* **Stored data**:
-=-=-=-=-

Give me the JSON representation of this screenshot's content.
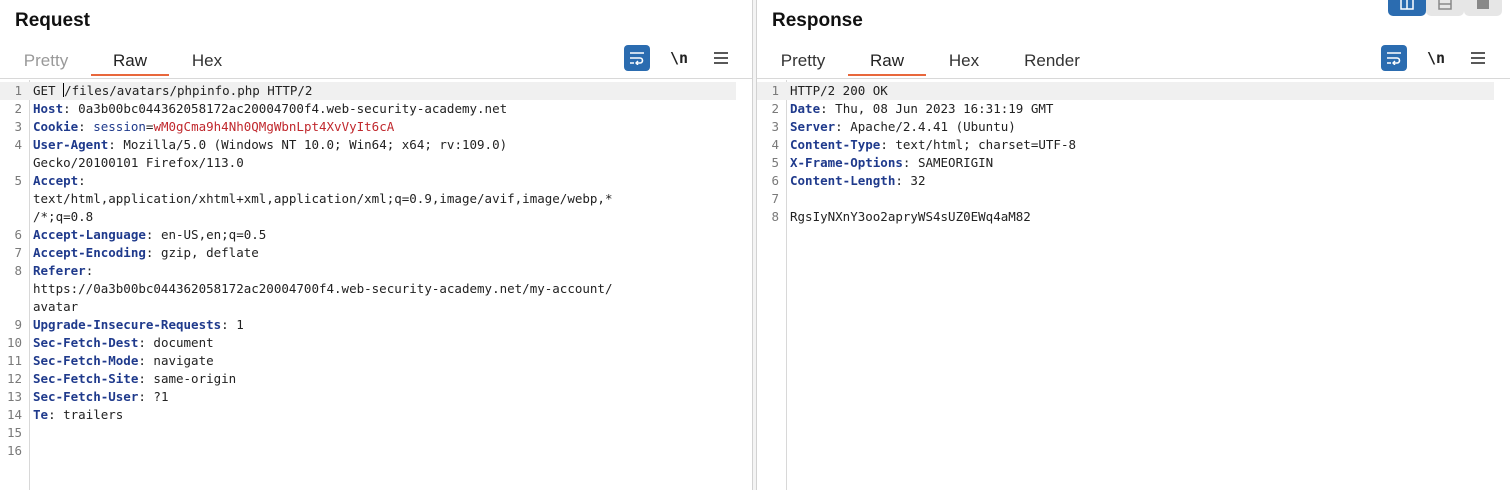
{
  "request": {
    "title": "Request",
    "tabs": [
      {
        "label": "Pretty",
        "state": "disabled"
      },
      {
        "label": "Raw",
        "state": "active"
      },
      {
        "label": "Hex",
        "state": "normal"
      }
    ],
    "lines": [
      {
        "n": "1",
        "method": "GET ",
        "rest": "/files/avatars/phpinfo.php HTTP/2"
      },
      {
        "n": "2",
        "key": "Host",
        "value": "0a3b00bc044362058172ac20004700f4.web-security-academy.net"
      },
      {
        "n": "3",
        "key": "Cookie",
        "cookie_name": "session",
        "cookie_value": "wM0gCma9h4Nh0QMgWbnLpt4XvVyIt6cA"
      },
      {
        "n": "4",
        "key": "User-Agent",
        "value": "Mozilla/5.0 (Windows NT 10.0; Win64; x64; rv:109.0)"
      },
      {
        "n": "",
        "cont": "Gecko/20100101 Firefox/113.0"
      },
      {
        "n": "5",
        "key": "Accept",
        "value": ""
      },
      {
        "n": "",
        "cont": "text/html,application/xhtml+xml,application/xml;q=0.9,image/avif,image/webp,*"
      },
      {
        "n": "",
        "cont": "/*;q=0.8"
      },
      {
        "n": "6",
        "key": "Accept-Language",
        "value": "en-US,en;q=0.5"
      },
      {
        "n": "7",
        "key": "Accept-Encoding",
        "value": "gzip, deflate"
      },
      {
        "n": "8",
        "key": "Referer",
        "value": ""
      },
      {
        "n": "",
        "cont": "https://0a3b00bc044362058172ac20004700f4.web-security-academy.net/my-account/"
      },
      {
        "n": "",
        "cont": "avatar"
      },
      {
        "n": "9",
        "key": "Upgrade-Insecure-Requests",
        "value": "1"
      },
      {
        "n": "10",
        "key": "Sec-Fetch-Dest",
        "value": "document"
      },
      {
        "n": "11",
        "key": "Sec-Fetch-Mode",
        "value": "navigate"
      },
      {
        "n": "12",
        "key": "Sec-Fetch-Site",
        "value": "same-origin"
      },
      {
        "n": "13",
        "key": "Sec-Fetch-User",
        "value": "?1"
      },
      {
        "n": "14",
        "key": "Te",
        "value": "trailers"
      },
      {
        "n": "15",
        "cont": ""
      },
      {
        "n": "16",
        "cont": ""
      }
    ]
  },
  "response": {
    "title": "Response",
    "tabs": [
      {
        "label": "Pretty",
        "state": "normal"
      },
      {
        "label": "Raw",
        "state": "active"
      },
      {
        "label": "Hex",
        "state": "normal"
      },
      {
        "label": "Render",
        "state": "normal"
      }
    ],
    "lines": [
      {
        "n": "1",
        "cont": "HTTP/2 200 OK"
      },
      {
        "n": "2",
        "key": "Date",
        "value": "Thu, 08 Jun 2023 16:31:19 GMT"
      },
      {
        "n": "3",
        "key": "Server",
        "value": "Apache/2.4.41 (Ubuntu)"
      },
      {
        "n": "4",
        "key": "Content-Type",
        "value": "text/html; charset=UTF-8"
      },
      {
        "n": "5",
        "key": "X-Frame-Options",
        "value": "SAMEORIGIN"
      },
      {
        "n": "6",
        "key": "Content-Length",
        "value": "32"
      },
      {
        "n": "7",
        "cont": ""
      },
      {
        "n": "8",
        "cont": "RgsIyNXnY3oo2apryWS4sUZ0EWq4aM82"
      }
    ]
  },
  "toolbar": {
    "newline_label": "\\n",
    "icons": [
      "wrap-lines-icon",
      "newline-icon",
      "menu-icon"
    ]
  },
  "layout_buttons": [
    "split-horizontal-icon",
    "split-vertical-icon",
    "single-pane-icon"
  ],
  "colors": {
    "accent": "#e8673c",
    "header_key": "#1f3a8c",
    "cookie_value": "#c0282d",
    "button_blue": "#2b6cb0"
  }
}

-=-=-=-=-

* **TO DO**: Output every entry exactly as given; pictures are not part of the copy.

* **RESPONSE**:
Give me the JSON representation of this screenshot's content.
{
  "request": {
    "title": "Request",
    "tabs": [
      {
        "label": "Pretty",
        "state": "disabled"
      },
      {
        "label": "Raw",
        "state": "active"
      },
      {
        "label": "Hex",
        "state": "normal"
      }
    ],
    "lines": [
      {
        "n": "1",
        "method": "GET ",
        "rest": "/files/avatars/phpinfo.php HTTP/2"
      },
      {
        "n": "2",
        "key": "Host",
        "value": "0a3b00bc044362058172ac20004700f4.web-security-academy.net"
      },
      {
        "n": "3",
        "key": "Cookie",
        "cookie_name": "session",
        "cookie_value": "wM0gCma9h4Nh0QMgWbnLpt4XvVyIt6cA"
      },
      {
        "n": "4",
        "key": "User-Agent",
        "value": "Mozilla/5.0 (Windows NT 10.0; Win64; x64; rv:109.0)"
      },
      {
        "n": "",
        "cont": "Gecko/20100101 Firefox/113.0"
      },
      {
        "n": "5",
        "key": "Accept",
        "value": ""
      },
      {
        "n": "",
        "cont": "text/html,application/xhtml+xml,application/xml;q=0.9,image/avif,image/webp,*"
      },
      {
        "n": "",
        "cont": "/*;q=0.8"
      },
      {
        "n": "6",
        "key": "Accept-Language",
        "value": "en-US,en;q=0.5"
      },
      {
        "n": "7",
        "key": "Accept-Encoding",
        "value": "gzip, deflate"
      },
      {
        "n": "8",
        "key": "Referer",
        "value": ""
      },
      {
        "n": "",
        "cont": "https://0a3b00bc044362058172ac20004700f4.web-security-academy.net/my-account/"
      },
      {
        "n": "",
        "cont": "avatar"
      },
      {
        "n": "9",
        "key": "Upgrade-Insecure-Requests",
        "value": "1"
      },
      {
        "n": "10",
        "key": "Sec-Fetch-Dest",
        "value": "document"
      },
      {
        "n": "11",
        "key": "Sec-Fetch-Mode",
        "value": "navigate"
      },
      {
        "n": "12",
        "key": "Sec-Fetch-Site",
        "value": "same-origin"
      },
      {
        "n": "13",
        "key": "Sec-Fetch-User",
        "value": "?1"
      },
      {
        "n": "14",
        "key": "Te",
        "value": "trailers"
      },
      {
        "n": "15",
        "cont": ""
      },
      {
        "n": "16",
        "cont": ""
      }
    ]
  },
  "response": {
    "title": "Response",
    "tabs": [
      {
        "label": "Pretty",
        "state": "normal"
      },
      {
        "label": "Raw",
        "state": "active"
      },
      {
        "label": "Hex",
        "state": "normal"
      },
      {
        "label": "Render",
        "state": "normal"
      }
    ],
    "lines": [
      {
        "n": "1",
        "cont": "HTTP/2 200 OK"
      },
      {
        "n": "2",
        "key": "Date",
        "value": "Thu, 08 Jun 2023 16:31:19 GMT"
      },
      {
        "n": "3",
        "key": "Server",
        "value": "Apache/2.4.41 (Ubuntu)"
      },
      {
        "n": "4",
        "key": "Content-Type",
        "value": "text/html; charset=UTF-8"
      },
      {
        "n": "5",
        "key": "X-Frame-Options",
        "value": "SAMEORIGIN"
      },
      {
        "n": "6",
        "key": "Content-Length",
        "value": "32"
      },
      {
        "n": "7",
        "cont": ""
      },
      {
        "n": "8",
        "cont": "RgsIyNXnY3oo2apryWS4sUZ0EWq4aM82"
      }
    ]
  },
  "toolbar": {
    "newline_label": "\\n",
    "icons": [
      "wrap-lines-icon",
      "newline-icon",
      "menu-icon"
    ]
  },
  "layout_buttons": [
    "split-horizontal-icon",
    "split-vertical-icon",
    "single-pane-icon"
  ],
  "colors": {
    "accent": "#e8673c",
    "header_key": "#1f3a8c",
    "cookie_value": "#c0282d",
    "button_blue": "#2b6cb0"
  }
}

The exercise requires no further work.